--- Stored rows ---

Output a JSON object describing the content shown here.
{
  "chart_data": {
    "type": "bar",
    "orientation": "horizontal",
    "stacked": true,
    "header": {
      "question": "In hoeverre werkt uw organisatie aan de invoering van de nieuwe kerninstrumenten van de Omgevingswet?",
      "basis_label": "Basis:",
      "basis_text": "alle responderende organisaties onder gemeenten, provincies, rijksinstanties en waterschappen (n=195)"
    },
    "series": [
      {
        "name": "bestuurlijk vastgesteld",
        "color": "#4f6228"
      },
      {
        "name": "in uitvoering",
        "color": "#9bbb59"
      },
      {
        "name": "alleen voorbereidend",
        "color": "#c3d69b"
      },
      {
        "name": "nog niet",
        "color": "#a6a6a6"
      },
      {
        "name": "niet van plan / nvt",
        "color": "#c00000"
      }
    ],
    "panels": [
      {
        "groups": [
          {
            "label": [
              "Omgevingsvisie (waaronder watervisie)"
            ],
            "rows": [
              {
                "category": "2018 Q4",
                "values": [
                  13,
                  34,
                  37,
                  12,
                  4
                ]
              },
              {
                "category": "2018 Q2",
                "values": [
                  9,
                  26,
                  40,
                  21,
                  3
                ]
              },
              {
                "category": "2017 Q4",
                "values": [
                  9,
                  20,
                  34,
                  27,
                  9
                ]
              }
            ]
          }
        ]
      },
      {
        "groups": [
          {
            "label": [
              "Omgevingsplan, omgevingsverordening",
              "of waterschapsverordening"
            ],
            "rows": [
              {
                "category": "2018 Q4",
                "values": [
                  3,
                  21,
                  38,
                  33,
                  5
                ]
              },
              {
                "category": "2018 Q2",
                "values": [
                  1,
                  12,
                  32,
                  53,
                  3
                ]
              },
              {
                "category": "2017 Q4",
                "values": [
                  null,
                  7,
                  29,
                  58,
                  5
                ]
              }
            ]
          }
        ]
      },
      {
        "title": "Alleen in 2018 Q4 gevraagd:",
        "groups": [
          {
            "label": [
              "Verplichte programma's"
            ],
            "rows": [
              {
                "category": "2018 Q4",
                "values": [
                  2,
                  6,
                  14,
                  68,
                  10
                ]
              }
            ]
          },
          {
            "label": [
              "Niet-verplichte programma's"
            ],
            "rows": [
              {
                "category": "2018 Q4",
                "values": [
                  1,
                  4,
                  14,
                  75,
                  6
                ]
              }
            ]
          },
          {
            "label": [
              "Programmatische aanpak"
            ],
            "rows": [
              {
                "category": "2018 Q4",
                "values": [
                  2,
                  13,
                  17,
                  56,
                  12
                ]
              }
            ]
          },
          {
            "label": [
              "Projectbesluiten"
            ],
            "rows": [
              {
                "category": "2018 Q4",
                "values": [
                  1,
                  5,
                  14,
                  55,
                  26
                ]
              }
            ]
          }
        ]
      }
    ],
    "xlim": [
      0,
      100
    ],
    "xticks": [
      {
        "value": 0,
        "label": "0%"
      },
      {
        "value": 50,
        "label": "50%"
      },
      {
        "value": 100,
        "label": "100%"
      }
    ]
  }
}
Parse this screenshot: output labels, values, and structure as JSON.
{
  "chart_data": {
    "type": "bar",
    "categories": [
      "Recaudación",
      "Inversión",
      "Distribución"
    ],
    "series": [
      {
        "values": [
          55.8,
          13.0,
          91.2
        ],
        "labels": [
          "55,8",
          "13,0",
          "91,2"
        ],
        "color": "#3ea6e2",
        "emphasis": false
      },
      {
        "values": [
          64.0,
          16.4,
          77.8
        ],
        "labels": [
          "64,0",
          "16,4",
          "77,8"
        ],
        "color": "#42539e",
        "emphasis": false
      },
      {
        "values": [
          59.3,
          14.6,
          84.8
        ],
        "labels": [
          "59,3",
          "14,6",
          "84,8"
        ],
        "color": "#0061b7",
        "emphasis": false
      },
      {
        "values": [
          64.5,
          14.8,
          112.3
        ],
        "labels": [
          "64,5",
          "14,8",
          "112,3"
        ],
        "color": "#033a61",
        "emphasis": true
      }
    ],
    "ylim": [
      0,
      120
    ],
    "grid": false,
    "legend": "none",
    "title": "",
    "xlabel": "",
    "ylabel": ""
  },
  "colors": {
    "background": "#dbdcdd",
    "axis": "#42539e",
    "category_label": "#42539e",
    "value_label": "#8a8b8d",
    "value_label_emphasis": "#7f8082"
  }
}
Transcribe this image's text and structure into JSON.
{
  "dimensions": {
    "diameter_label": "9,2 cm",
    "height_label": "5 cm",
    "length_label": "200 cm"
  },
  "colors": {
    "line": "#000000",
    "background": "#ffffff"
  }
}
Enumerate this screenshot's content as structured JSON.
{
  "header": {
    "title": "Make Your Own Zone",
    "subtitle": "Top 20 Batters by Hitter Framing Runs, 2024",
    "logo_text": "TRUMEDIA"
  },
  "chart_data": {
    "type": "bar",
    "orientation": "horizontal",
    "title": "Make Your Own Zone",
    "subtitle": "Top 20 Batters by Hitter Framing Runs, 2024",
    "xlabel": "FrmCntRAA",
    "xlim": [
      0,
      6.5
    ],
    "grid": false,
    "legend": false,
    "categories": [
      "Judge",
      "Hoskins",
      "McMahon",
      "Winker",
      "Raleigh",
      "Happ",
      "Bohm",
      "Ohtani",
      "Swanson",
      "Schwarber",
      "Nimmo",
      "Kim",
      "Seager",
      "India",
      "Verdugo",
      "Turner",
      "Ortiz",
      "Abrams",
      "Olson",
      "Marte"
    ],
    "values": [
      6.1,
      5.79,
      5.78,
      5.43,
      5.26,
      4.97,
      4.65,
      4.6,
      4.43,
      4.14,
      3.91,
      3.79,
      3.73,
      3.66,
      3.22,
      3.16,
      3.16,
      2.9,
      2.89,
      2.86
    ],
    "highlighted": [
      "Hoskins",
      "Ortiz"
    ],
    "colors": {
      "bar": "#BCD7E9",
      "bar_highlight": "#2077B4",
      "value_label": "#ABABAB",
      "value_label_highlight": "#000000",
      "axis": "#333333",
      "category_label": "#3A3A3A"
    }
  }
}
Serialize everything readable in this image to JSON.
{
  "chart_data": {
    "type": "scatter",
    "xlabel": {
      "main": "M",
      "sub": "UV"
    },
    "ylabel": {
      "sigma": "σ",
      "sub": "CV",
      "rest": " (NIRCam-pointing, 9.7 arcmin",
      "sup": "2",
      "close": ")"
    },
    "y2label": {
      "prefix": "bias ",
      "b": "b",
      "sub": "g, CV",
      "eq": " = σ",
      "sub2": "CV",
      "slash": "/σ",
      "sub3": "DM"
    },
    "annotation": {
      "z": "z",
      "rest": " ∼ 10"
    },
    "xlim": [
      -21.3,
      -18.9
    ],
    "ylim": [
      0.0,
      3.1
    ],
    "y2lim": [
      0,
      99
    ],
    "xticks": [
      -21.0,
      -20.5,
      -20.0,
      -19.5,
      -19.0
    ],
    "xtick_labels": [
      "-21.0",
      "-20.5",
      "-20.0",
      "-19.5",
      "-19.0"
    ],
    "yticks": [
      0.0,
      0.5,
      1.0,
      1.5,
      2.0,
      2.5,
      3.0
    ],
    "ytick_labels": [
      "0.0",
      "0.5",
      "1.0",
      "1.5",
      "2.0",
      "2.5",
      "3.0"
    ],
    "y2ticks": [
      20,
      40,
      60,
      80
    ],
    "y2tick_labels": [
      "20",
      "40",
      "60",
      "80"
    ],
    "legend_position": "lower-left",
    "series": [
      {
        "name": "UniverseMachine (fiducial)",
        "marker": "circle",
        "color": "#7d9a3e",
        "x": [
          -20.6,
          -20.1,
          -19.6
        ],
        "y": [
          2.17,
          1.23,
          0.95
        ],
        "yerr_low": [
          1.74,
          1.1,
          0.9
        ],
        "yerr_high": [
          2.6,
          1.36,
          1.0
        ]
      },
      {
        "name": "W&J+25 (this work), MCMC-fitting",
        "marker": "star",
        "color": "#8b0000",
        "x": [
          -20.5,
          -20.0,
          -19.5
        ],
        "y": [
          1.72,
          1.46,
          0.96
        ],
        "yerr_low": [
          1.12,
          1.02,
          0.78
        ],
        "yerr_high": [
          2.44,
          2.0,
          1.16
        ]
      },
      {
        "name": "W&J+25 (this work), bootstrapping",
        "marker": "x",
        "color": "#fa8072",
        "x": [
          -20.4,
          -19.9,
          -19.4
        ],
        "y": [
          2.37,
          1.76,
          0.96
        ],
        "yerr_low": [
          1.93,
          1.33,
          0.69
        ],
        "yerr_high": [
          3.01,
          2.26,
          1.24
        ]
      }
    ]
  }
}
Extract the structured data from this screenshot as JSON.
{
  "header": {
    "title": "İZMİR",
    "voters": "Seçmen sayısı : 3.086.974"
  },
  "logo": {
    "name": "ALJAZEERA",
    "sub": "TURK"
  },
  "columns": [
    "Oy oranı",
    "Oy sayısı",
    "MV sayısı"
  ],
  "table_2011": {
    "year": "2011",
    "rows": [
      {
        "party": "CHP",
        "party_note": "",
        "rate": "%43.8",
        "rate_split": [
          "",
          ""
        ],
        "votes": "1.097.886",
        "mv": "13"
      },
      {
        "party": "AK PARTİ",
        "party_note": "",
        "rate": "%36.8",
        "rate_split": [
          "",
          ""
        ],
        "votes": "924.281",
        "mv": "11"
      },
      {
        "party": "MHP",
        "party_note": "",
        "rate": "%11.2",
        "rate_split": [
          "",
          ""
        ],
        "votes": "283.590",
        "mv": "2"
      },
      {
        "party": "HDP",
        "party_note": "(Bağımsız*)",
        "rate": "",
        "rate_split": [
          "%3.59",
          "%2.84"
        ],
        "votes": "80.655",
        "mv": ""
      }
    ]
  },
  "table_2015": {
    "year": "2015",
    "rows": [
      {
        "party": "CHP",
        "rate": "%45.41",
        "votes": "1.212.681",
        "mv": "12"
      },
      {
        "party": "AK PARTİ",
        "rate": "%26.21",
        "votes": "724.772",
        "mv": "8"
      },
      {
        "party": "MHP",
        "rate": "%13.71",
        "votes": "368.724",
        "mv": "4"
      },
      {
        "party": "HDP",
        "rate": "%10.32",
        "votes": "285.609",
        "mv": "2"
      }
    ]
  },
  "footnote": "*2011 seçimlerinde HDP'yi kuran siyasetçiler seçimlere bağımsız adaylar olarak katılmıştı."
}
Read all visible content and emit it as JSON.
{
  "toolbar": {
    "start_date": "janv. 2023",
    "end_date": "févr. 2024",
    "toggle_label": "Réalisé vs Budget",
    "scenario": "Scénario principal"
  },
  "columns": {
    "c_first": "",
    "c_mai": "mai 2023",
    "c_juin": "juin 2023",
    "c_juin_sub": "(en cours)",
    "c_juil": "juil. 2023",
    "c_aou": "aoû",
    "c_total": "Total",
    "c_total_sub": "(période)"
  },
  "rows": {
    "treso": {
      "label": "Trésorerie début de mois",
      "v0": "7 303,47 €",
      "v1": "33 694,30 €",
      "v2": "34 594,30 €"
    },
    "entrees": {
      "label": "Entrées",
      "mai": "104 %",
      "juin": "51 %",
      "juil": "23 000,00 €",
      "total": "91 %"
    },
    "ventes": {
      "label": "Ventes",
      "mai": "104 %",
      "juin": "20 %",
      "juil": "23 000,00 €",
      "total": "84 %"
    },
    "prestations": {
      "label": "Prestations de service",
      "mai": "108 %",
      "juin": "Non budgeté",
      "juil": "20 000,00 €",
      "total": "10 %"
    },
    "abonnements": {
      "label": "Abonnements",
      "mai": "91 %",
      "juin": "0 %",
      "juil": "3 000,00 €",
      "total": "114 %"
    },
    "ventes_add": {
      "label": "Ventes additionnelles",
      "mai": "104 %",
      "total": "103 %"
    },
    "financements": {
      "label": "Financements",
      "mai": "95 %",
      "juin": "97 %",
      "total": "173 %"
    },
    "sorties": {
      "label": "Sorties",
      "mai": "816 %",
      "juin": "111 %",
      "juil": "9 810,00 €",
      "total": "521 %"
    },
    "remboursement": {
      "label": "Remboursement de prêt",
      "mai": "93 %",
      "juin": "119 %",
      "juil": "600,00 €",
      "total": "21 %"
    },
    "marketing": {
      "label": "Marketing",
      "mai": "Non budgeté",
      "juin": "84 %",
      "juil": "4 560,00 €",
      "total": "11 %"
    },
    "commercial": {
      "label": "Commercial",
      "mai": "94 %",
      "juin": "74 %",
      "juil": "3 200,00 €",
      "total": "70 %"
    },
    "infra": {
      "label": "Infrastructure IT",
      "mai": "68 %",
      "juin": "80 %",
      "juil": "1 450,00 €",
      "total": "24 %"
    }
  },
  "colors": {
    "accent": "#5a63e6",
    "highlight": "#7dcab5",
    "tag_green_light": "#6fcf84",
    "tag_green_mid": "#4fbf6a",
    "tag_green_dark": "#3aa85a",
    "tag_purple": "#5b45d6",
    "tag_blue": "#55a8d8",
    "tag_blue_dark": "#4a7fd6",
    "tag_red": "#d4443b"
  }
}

---

*Brief*
Look over the listing above. Pick out and copy every line that includes "structured".

*Answer to this exercise*
Enumerate this screenshot's content as structured JSON.
Extract the structured data from this screenshot as JSON.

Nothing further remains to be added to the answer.